> [Supplied entries]

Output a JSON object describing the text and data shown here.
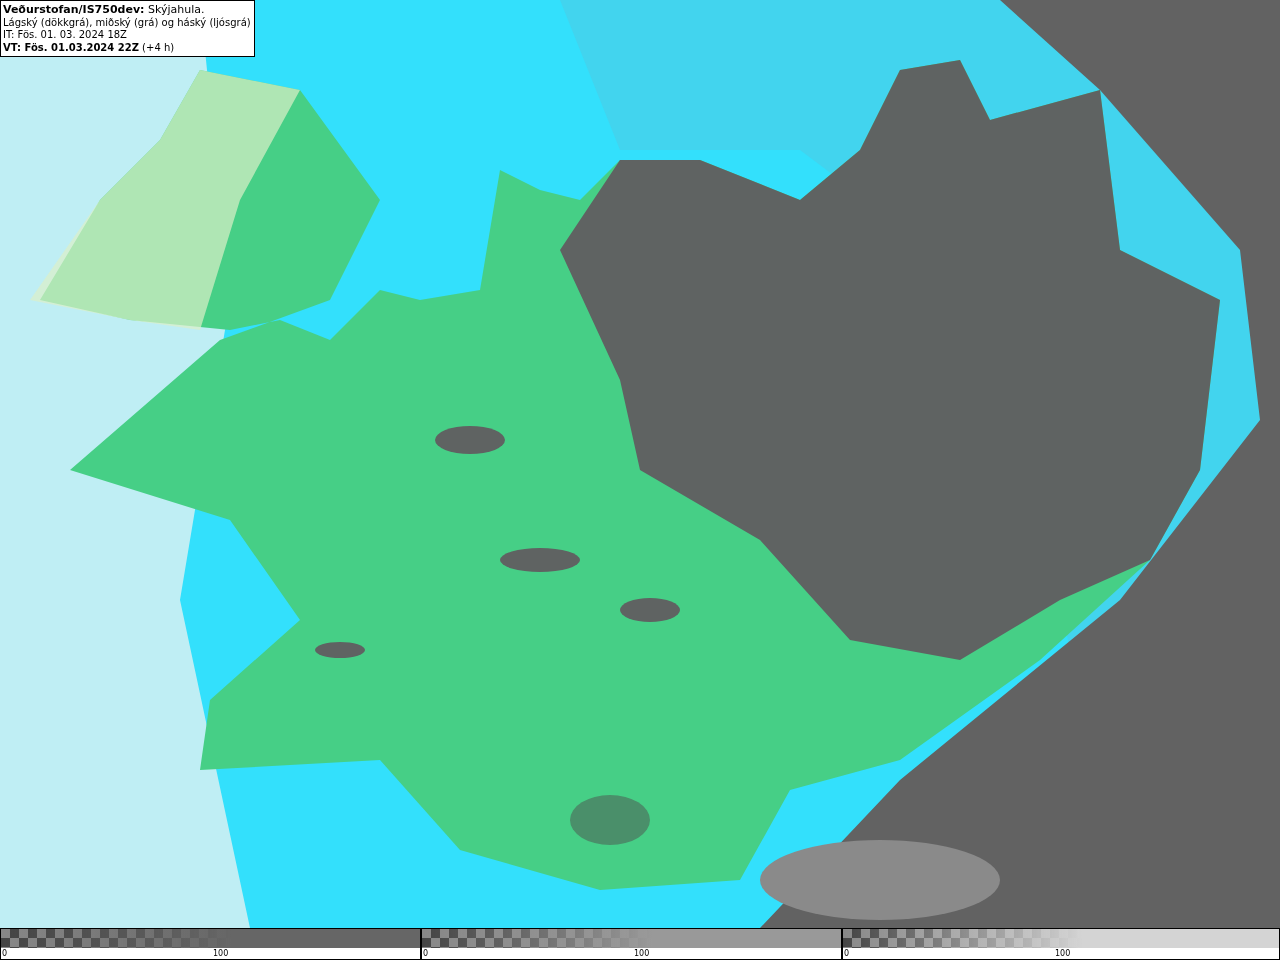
{
  "legend": {
    "lines": [
      "**Veðurstofan/IS750dev:** Skýjahula.",
      "Lágský (dökkgrá), miðský (grá) og háský (ljósgrá)",
      "IT: Fös. 01. 03. 2024 18Z",
      "**VT: Fös. 01.03.2024 22Z** (+4 h)"
    ]
  },
  "scales": [
    {
      "color": "#666666",
      "start_label": "0",
      "mid_label": "100"
    },
    {
      "color": "#999999",
      "start_label": "0",
      "mid_label": "100"
    },
    {
      "color": "#d4d4d4",
      "start_label": "0",
      "mid_label": "100"
    }
  ]
}
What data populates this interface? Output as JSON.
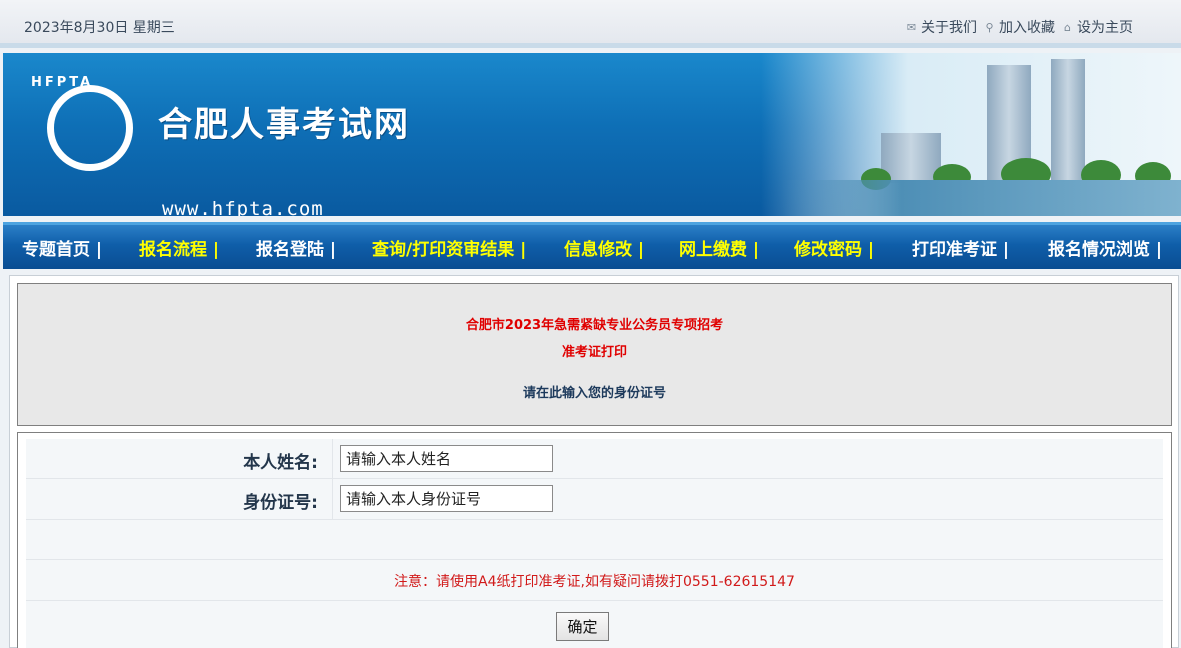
{
  "topbar": {
    "date": "2023年8月30日 星期三",
    "links": [
      {
        "icon": "mail-icon",
        "label": "关于我们"
      },
      {
        "icon": "search-icon",
        "label": "加入收藏"
      },
      {
        "icon": "home-icon",
        "label": "设为主页"
      }
    ]
  },
  "banner": {
    "logo_text": "HFPTA",
    "title": "合肥人事考试网",
    "url": "www.hfpta.com"
  },
  "nav": {
    "items": [
      {
        "label": "专题首页 |",
        "color": "#ffffff"
      },
      {
        "label": "报名流程 |",
        "color": "#ffff00"
      },
      {
        "label": "报名登陆 |",
        "color": "#ffffff"
      },
      {
        "label": "查询/打印资审结果 |",
        "color": "#ffff00"
      },
      {
        "label": "信息修改 |",
        "color": "#ffff00"
      },
      {
        "label": "网上缴费 |",
        "color": "#ffff00"
      },
      {
        "label": "修改密码 |",
        "color": "#ffff00"
      },
      {
        "label": "打印准考证 |",
        "color": "#ffffff"
      },
      {
        "label": "报名情况浏览 |",
        "color": "#ffffff"
      }
    ]
  },
  "notice": {
    "title": "合肥市2023年急需紧缺专业公务员专项招考",
    "subtitle": "准考证打印",
    "instruction": "请在此输入您的身份证号",
    "title_color": "#e00000",
    "instruction_color": "#1d3a5c"
  },
  "form": {
    "name_label": "本人姓名:",
    "name_placeholder": "请输入本人姓名",
    "id_label": "身份证号:",
    "id_placeholder": "请输入本人身份证号",
    "warning": "注意：请使用A4纸打印准考证,如有疑问请拨打0551-62615147",
    "submit_label": "确定"
  }
}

> [Task objective] Tally the lines containing "JSON". Provide the number without any other words.

> [Exercise result] 2